--- Start of Provided data ---

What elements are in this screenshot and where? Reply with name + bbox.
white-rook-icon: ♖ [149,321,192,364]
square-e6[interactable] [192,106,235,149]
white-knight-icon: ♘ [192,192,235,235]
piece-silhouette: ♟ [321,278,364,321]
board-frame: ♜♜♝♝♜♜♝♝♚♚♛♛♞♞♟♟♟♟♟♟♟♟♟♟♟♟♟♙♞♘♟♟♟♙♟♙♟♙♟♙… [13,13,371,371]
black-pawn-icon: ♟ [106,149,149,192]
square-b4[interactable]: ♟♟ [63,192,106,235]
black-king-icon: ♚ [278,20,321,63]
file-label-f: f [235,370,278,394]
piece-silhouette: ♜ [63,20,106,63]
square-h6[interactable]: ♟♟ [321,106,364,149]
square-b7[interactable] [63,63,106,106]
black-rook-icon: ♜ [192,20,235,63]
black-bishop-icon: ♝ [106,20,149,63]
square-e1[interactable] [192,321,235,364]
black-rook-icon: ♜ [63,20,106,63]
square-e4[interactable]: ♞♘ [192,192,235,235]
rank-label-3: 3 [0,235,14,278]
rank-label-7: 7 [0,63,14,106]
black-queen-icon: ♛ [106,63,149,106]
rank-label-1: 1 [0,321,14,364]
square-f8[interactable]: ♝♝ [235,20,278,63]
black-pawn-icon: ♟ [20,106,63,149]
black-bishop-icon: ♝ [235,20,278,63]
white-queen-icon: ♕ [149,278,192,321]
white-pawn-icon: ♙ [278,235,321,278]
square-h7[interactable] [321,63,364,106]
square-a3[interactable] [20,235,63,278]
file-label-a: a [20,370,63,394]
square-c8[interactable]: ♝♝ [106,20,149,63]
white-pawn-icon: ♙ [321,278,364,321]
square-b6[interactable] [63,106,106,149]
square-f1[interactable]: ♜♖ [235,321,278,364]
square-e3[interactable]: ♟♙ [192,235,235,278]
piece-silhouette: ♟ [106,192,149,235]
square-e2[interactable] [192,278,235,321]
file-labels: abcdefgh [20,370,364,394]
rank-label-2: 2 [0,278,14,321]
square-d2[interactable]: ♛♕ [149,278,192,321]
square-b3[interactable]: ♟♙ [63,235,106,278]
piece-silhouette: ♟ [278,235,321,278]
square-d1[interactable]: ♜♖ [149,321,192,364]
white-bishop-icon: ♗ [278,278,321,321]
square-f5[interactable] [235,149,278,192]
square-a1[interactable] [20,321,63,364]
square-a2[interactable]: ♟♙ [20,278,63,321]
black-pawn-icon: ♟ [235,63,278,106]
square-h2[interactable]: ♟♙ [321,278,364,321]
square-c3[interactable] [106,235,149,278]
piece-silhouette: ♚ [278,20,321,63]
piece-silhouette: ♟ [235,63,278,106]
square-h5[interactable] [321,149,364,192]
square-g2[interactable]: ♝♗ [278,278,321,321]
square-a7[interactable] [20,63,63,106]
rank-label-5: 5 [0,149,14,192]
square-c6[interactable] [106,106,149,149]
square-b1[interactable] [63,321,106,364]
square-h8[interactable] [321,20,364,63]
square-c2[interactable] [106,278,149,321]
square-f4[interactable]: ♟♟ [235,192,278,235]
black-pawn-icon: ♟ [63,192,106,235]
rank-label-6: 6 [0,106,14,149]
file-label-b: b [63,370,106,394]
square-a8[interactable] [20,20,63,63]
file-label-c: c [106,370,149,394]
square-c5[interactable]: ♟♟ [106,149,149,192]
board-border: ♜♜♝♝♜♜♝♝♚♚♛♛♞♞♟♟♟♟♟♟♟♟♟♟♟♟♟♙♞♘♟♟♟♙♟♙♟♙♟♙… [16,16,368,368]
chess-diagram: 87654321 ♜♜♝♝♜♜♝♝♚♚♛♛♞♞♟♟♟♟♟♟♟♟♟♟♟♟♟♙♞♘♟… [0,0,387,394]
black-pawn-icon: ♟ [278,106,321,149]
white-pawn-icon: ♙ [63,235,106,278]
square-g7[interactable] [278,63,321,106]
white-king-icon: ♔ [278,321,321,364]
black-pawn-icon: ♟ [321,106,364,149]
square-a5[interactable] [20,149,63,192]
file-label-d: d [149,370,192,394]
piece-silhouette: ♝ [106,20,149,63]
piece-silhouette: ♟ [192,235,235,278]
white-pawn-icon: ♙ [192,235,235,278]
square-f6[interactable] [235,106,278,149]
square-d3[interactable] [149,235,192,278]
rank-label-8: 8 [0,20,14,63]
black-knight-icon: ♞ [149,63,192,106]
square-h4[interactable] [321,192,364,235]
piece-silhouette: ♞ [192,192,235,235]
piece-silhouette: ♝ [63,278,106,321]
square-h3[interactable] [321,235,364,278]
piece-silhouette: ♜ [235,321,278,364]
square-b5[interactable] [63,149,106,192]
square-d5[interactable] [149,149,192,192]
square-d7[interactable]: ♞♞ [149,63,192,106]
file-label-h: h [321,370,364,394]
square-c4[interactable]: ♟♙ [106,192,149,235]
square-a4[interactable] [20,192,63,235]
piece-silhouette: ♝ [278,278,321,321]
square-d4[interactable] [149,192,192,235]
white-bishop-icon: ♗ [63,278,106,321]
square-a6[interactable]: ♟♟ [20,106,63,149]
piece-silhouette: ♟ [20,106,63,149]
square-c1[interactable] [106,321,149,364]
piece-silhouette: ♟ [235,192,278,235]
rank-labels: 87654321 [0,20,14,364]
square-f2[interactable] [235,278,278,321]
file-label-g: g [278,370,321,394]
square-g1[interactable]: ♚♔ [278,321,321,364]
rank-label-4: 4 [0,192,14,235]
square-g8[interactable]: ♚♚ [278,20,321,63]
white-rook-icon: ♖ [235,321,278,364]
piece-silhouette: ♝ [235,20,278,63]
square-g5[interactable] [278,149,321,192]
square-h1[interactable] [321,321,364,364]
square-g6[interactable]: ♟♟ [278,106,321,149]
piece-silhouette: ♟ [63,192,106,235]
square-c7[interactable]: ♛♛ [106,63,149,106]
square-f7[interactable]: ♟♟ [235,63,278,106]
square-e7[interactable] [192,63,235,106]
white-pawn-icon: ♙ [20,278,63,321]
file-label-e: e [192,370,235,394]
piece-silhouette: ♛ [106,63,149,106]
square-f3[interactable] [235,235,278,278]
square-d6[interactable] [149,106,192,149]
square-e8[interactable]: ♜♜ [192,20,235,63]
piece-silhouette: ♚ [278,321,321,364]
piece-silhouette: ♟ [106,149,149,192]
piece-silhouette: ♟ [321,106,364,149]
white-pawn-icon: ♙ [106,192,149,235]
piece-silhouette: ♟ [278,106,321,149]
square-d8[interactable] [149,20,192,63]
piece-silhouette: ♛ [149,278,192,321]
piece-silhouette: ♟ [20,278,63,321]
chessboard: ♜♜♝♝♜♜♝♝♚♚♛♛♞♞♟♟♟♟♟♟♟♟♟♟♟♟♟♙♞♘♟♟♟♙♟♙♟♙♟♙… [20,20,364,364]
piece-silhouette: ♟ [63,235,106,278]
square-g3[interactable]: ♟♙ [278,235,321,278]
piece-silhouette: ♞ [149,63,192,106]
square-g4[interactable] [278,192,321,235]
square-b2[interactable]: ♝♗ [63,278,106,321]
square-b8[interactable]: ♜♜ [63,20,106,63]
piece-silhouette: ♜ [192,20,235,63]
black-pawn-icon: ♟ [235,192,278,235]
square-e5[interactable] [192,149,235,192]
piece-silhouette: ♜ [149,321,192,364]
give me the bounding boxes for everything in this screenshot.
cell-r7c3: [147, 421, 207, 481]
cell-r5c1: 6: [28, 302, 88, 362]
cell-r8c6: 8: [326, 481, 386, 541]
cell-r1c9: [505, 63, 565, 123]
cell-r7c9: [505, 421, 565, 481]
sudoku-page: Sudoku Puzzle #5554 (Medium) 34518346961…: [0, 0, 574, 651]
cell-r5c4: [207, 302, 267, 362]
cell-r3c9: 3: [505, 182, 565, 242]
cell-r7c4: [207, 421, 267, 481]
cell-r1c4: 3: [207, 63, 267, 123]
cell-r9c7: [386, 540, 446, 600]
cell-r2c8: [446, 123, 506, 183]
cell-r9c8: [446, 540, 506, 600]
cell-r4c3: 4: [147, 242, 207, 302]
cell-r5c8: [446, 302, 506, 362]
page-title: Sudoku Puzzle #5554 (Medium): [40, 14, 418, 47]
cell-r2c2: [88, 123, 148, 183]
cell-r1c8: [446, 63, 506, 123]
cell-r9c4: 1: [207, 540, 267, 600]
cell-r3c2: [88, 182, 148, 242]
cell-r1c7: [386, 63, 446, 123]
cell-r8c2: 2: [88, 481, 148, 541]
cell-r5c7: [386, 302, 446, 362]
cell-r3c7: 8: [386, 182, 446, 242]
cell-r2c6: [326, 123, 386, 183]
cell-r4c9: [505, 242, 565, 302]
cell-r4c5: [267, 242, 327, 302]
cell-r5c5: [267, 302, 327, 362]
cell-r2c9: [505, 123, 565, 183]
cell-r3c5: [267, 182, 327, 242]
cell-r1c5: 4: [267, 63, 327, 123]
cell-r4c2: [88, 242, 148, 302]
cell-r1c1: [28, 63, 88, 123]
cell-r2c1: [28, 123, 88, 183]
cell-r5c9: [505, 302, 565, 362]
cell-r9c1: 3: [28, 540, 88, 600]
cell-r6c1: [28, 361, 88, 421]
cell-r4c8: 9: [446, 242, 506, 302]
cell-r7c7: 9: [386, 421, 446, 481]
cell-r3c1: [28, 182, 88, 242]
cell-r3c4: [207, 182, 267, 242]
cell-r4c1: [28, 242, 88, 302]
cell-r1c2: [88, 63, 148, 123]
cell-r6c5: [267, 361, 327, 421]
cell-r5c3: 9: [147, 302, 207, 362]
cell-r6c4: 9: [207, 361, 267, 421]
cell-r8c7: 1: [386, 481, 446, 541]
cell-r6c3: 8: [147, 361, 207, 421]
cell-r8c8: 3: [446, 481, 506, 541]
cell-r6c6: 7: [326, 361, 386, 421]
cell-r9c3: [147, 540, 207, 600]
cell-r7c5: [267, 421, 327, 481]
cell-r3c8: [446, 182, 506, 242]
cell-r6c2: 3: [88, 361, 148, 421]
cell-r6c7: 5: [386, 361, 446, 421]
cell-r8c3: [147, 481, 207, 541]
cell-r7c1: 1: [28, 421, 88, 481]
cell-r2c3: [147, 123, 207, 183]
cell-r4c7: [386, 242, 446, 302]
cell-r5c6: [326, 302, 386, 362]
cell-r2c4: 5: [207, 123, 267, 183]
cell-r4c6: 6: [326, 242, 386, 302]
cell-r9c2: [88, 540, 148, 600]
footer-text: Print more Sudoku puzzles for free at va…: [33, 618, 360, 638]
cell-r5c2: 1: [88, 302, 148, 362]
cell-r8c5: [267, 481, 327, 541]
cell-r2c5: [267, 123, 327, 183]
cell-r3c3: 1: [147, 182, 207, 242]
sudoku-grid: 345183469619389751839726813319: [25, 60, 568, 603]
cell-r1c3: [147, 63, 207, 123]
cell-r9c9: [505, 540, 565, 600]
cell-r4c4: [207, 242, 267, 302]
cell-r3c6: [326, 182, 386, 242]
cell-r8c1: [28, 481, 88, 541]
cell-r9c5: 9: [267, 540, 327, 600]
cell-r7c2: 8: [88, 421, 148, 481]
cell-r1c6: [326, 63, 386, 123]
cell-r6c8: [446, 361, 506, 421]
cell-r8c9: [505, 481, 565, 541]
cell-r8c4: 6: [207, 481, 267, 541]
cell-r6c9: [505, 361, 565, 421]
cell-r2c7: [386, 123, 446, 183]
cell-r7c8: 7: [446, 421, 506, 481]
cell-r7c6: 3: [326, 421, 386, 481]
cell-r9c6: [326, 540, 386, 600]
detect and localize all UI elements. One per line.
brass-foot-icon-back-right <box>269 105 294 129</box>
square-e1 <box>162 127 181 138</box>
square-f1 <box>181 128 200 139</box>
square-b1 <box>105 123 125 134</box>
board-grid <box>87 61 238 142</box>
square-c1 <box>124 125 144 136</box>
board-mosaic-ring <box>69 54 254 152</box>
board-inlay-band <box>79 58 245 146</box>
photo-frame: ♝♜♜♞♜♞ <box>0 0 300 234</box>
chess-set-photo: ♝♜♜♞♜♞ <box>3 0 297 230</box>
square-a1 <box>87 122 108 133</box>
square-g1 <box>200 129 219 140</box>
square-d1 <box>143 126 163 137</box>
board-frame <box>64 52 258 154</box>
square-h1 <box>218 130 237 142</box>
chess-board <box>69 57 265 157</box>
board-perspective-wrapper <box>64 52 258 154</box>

--- End of Provided data ---

- _Directions for this task_
List the lines from the first one through the one containing "square-b1[interactable] [63,321,106,364]" as a numbered list, with blank lines left out.

- _Exercise output_
1. What elements are in this screenshot and where? Reply with name + bbox.
2. white-rook-icon: ♖ [149,321,192,364]
3. square-e6[interactable] [192,106,235,149]
4. white-knight-icon: ♘ [192,192,235,235]
5. piece-silhouette: ♟ [321,278,364,321]
6. board-frame: ♜♜♝♝♜♜♝♝♚♚♛♛♞♞♟♟♟♟♟♟♟♟♟♟♟♟♟♙♞♘♟♟♟♙♟♙♟♙♟♙… [13,13,371,371]
7. black-pawn-icon: ♟ [106,149,149,192]
8. square-b4[interactable]: ♟♟ [63,192,106,235]
9. black-king-icon: ♚ [278,20,321,63]
10. file-label-f: f [235,370,278,394]
11. piece-silhouette: ♜ [63,20,106,63]
12. square-h6[interactable]: ♟♟ [321,106,364,149]
13. square-b7[interactable] [63,63,106,106]
14. black-rook-icon: ♜ [192,20,235,63]
15. black-bishop-icon: ♝ [106,20,149,63]
16. square-e1[interactable] [192,321,235,364]
17. black-rook-icon: ♜ [63,20,106,63]
18. square-e4[interactable]: ♞♘ [192,192,235,235]
19. rank-label-3: 3 [0,235,14,278]
20. rank-label-7: 7 [0,63,14,106]
21. black-queen-icon: ♛ [106,63,149,106]
22. rank-label-1: 1 [0,321,14,364]
23. square-f8[interactable]: ♝♝ [235,20,278,63]
24. black-pawn-icon: ♟ [20,106,63,149]
25. black-bishop-icon: ♝ [235,20,278,63]
26. white-queen-icon: ♕ [149,278,192,321]
27. white-pawn-icon: ♙ [278,235,321,278]
28. square-h7[interactable] [321,63,364,106]
29. square-a3[interactable] [20,235,63,278]
30. file-label-a: a [20,370,63,394]
31. square-c8[interactable]: ♝♝ [106,20,149,63]
32. white-pawn-icon: ♙ [321,278,364,321]
33. square-b6[interactable] [63,106,106,149]
34. square-f1[interactable]: ♜♖ [235,321,278,364]
35. square-e3[interactable]: ♟♙ [192,235,235,278]
36. piece-silhouette: ♟ [106,192,149,235]
37. square-e2[interactable] [192,278,235,321]
38. file-labels: abcdefgh [20,370,364,394]
39. rank-label-2: 2 [0,278,14,321]
40. square-d2[interactable]: ♛♕ [149,278,192,321]
41. square-b3[interactable]: ♟♙ [63,235,106,278]
42. piece-silhouette: ♟ [278,235,321,278]
43. square-d1[interactable]: ♜♖ [149,321,192,364]
44. white-bishop-icon: ♗ [278,278,321,321]
45. square-f5[interactable] [235,149,278,192]
46. square-a1[interactable] [20,321,63,364]
47. square-a2[interactable]: ♟♙ [20,278,63,321]
48. black-pawn-icon: ♟ [235,63,278,106]
49. square-h2[interactable]: ♟♙ [321,278,364,321]
50. square-c3[interactable] [106,235,149,278]
51. piece-silhouette: ♚ [278,20,321,63]
52. piece-silhouette: ♟ [235,63,278,106]
53. square-h5[interactable] [321,149,364,192]
54. square-g2[interactable]: ♝♗ [278,278,321,321]
55. square-a7[interactable] [20,63,63,106]
56. rank-label-5: 5 [0,149,14,192]
57. square-c6[interactable] [106,106,149,149]
58. square-b1[interactable] [63,321,106,364]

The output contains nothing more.